Saved entries:
+-------+

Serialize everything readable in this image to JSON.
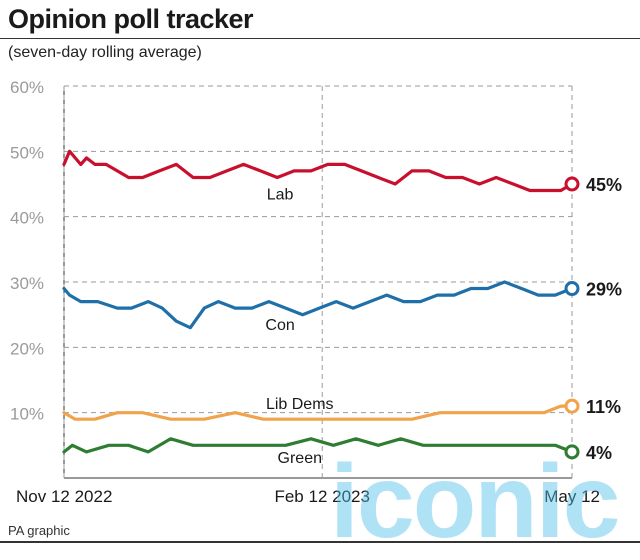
{
  "header": {
    "title": "Opinion poll tracker",
    "subtitle": "(seven-day rolling average)"
  },
  "footer": {
    "source": "PA graphic"
  },
  "watermark": {
    "text": "iconic"
  },
  "colors": {
    "lab": "#c8102e",
    "con": "#1f6fa8",
    "lib": "#f0a34a",
    "green": "#2e7d32"
  },
  "chart_data": {
    "type": "line",
    "title": "Opinion poll tracker",
    "subtitle": "(seven-day rolling average)",
    "ylim": [
      0,
      60
    ],
    "y_ticks": [
      {
        "value": 10,
        "label": "10%"
      },
      {
        "value": 20,
        "label": "20%"
      },
      {
        "value": 30,
        "label": "30%"
      },
      {
        "value": 40,
        "label": "40%"
      },
      {
        "value": 50,
        "label": "50%"
      },
      {
        "value": 60,
        "label": "60%"
      }
    ],
    "x_range": [
      "2022-11-12",
      "2023-05-12"
    ],
    "x_ticks": [
      {
        "date": "2022-11-12",
        "label": "Nov 12 2022"
      },
      {
        "date": "2023-02-12",
        "label": "Feb 12 2023"
      },
      {
        "date": "2023-05-12",
        "label": "May 12"
      }
    ],
    "grid": true,
    "series": [
      {
        "name": "Lab",
        "color": "#c8102e",
        "end_label": "45%",
        "x": [
          "2022-11-12",
          "2022-11-14",
          "2022-11-16",
          "2022-11-18",
          "2022-11-20",
          "2022-11-23",
          "2022-11-27",
          "2022-12-01",
          "2022-12-05",
          "2022-12-10",
          "2022-12-16",
          "2022-12-22",
          "2022-12-28",
          "2023-01-03",
          "2023-01-09",
          "2023-01-15",
          "2023-01-21",
          "2023-01-27",
          "2023-02-02",
          "2023-02-08",
          "2023-02-14",
          "2023-02-20",
          "2023-02-26",
          "2023-03-04",
          "2023-03-10",
          "2023-03-16",
          "2023-03-22",
          "2023-03-28",
          "2023-04-03",
          "2023-04-09",
          "2023-04-15",
          "2023-04-21",
          "2023-04-27",
          "2023-05-03",
          "2023-05-08",
          "2023-05-12"
        ],
        "y": [
          48,
          50,
          49,
          48,
          49,
          48,
          48,
          47,
          46,
          46,
          47,
          48,
          46,
          46,
          47,
          48,
          47,
          46,
          47,
          47,
          48,
          48,
          47,
          46,
          45,
          47,
          47,
          46,
          46,
          45,
          46,
          45,
          44,
          44,
          44,
          45
        ]
      },
      {
        "name": "Con",
        "color": "#1f6fa8",
        "end_label": "29%",
        "x": [
          "2022-11-12",
          "2022-11-14",
          "2022-11-18",
          "2022-11-24",
          "2022-12-01",
          "2022-12-06",
          "2022-12-12",
          "2022-12-17",
          "2022-12-22",
          "2022-12-27",
          "2023-01-01",
          "2023-01-06",
          "2023-01-12",
          "2023-01-18",
          "2023-01-24",
          "2023-01-30",
          "2023-02-05",
          "2023-02-11",
          "2023-02-17",
          "2023-02-23",
          "2023-03-01",
          "2023-03-07",
          "2023-03-13",
          "2023-03-19",
          "2023-03-25",
          "2023-03-31",
          "2023-04-06",
          "2023-04-12",
          "2023-04-18",
          "2023-04-24",
          "2023-04-30",
          "2023-05-06",
          "2023-05-12"
        ],
        "y": [
          29,
          28,
          27,
          27,
          26,
          26,
          27,
          26,
          24,
          23,
          26,
          27,
          26,
          26,
          27,
          26,
          25,
          26,
          27,
          26,
          27,
          28,
          27,
          27,
          28,
          28,
          29,
          29,
          30,
          29,
          28,
          28,
          29
        ]
      },
      {
        "name": "Lib Dems",
        "color": "#f0a34a",
        "end_label": "11%",
        "x": [
          "2022-11-12",
          "2022-11-16",
          "2022-11-23",
          "2022-12-01",
          "2022-12-10",
          "2022-12-20",
          "2023-01-01",
          "2023-01-12",
          "2023-01-22",
          "2023-02-01",
          "2023-02-12",
          "2023-02-24",
          "2023-03-06",
          "2023-03-16",
          "2023-03-26",
          "2023-04-05",
          "2023-04-15",
          "2023-04-25",
          "2023-05-02",
          "2023-05-08",
          "2023-05-12"
        ],
        "y": [
          10,
          9,
          9,
          10,
          10,
          9,
          9,
          10,
          9,
          9,
          9,
          9,
          9,
          9,
          10,
          10,
          10,
          10,
          10,
          11,
          11
        ]
      },
      {
        "name": "Green",
        "color": "#2e7d32",
        "end_label": "4%",
        "x": [
          "2022-11-12",
          "2022-11-15",
          "2022-11-20",
          "2022-11-28",
          "2022-12-05",
          "2022-12-12",
          "2022-12-20",
          "2022-12-28",
          "2023-01-05",
          "2023-01-14",
          "2023-01-22",
          "2023-01-30",
          "2023-02-08",
          "2023-02-16",
          "2023-02-24",
          "2023-03-04",
          "2023-03-12",
          "2023-03-20",
          "2023-03-28",
          "2023-04-05",
          "2023-04-13",
          "2023-04-21",
          "2023-04-29",
          "2023-05-06",
          "2023-05-12"
        ],
        "y": [
          4,
          5,
          4,
          5,
          5,
          4,
          6,
          5,
          5,
          5,
          5,
          5,
          6,
          5,
          6,
          5,
          6,
          5,
          5,
          5,
          5,
          5,
          5,
          5,
          4
        ]
      }
    ]
  }
}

+-------+

*GOAL*
Go through the material above and count the lines that include "average". Give the number alone.

*TASK SOLUTION*
2